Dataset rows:
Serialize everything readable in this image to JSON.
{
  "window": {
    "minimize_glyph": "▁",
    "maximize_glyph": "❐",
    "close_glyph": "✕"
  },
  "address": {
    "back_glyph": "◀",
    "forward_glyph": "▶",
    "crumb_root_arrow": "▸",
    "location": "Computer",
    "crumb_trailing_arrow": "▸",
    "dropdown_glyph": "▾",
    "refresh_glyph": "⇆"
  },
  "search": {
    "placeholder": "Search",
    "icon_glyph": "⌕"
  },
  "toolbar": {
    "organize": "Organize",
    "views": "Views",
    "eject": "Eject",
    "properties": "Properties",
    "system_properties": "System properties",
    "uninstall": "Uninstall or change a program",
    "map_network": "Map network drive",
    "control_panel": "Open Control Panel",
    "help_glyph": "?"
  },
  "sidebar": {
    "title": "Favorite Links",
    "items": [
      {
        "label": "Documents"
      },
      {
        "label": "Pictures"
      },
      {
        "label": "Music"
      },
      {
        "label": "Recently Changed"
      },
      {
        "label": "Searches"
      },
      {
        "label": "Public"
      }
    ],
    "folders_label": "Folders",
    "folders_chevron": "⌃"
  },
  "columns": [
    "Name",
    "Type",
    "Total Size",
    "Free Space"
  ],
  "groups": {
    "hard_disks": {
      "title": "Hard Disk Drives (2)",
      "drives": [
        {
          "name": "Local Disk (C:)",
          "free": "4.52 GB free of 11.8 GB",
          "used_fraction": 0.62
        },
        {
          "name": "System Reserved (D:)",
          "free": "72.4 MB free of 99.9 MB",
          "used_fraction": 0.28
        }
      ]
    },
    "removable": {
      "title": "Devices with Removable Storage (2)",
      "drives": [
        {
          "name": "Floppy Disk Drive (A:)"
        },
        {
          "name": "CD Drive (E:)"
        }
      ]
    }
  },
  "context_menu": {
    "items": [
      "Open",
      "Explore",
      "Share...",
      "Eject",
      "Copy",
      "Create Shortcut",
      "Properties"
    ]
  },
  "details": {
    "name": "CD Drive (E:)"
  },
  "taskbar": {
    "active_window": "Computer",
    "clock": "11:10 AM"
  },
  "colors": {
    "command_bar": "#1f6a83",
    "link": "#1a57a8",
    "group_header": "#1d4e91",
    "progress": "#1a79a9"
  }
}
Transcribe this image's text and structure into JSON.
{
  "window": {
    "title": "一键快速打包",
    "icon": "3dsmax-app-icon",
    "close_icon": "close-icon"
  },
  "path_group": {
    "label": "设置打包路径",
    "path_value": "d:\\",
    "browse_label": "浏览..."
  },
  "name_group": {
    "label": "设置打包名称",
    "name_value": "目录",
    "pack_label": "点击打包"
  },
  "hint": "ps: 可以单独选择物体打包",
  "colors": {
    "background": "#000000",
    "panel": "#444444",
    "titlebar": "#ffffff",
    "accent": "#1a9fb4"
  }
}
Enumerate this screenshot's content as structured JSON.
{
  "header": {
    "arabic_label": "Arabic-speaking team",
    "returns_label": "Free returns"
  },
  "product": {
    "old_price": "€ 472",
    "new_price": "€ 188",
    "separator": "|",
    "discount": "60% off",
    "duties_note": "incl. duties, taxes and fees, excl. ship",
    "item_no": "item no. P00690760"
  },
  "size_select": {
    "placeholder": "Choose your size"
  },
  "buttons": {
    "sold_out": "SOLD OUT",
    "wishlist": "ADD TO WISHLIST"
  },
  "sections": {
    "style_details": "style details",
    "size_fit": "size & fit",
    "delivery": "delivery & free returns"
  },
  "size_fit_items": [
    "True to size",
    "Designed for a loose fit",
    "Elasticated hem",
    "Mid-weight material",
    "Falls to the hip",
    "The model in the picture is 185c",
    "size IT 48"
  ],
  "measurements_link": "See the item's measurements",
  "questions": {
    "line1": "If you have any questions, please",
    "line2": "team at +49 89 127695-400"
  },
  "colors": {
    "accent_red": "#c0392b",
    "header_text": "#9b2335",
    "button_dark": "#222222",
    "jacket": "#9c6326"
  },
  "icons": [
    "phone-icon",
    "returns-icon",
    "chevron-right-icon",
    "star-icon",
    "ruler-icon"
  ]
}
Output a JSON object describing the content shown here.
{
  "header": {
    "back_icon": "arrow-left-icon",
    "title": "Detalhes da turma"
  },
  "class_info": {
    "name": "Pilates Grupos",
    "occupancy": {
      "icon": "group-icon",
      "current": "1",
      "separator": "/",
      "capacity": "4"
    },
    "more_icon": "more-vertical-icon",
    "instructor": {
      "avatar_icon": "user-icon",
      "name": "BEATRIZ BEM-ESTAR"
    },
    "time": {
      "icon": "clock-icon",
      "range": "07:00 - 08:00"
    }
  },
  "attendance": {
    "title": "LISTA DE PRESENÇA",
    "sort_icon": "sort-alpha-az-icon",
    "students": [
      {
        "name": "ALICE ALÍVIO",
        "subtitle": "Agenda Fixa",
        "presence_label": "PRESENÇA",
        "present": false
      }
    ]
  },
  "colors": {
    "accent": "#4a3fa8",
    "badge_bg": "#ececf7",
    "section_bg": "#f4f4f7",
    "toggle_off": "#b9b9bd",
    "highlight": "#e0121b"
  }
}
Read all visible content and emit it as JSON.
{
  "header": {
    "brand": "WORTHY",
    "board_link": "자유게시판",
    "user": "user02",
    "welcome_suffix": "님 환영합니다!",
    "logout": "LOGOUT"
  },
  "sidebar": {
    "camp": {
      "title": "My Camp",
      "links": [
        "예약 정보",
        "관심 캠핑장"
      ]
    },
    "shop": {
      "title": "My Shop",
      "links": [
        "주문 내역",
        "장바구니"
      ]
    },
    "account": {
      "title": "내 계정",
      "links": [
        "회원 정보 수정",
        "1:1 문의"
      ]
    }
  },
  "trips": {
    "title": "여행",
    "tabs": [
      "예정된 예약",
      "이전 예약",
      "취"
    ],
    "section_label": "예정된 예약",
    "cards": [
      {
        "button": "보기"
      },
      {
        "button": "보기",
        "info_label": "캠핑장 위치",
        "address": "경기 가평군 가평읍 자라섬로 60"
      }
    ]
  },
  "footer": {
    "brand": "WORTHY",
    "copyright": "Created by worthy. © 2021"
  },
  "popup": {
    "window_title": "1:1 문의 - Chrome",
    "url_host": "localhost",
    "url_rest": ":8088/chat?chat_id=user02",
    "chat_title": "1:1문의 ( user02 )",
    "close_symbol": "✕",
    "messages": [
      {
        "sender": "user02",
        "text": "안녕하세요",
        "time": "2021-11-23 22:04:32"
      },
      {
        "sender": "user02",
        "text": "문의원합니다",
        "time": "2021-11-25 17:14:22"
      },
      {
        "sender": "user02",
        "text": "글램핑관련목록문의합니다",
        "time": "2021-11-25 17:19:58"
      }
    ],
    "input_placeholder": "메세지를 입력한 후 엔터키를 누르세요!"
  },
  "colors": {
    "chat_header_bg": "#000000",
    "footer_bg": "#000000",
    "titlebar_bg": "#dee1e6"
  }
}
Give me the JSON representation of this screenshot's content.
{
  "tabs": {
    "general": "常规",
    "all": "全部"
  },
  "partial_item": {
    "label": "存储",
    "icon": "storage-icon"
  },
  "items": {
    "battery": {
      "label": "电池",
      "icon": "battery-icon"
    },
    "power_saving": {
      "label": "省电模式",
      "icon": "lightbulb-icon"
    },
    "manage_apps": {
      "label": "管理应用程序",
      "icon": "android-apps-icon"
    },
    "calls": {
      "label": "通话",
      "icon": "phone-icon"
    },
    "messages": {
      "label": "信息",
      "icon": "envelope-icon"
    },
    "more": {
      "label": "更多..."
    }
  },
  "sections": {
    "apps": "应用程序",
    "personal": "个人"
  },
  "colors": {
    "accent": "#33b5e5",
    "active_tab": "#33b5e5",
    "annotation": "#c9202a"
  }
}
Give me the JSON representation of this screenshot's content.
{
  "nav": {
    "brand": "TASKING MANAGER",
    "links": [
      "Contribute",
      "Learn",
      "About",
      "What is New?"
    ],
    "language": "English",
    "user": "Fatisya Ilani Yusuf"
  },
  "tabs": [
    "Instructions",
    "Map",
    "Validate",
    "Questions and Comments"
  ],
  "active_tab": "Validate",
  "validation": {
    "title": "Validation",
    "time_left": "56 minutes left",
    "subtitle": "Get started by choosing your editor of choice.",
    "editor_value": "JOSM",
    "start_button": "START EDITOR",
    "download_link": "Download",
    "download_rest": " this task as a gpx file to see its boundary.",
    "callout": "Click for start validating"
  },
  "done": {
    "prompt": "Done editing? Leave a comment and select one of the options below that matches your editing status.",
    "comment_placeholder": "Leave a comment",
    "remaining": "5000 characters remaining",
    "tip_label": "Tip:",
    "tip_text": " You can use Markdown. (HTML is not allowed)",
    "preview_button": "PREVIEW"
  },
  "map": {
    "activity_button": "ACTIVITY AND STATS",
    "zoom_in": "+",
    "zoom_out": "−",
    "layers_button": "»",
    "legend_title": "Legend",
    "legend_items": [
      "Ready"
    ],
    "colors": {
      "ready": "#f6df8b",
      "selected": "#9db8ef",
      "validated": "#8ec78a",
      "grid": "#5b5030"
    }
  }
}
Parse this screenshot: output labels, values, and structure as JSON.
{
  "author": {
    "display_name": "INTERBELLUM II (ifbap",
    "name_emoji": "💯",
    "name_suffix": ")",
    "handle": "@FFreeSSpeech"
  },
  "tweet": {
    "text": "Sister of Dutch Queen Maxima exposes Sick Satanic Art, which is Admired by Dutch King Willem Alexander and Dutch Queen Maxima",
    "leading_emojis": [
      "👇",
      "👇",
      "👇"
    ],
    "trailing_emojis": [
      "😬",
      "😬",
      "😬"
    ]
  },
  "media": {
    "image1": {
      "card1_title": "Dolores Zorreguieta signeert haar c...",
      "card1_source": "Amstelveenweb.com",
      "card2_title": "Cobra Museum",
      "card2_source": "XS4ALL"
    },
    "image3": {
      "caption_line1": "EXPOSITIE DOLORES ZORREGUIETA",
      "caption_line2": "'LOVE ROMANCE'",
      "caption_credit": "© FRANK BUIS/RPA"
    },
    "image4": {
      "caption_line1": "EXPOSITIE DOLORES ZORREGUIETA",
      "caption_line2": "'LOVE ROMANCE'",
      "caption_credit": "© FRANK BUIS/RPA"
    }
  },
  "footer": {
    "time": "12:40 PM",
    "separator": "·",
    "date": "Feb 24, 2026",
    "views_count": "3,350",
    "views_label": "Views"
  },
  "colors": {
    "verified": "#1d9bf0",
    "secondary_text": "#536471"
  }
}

• EXERCISE OBJECTIVE:
Where a line holds "returns", copy it out.

• ANSWER TO THE EXERCISE:
    "returns_label": "Free returns"
    "delivery": "delivery & free returns"
    "returns-icon",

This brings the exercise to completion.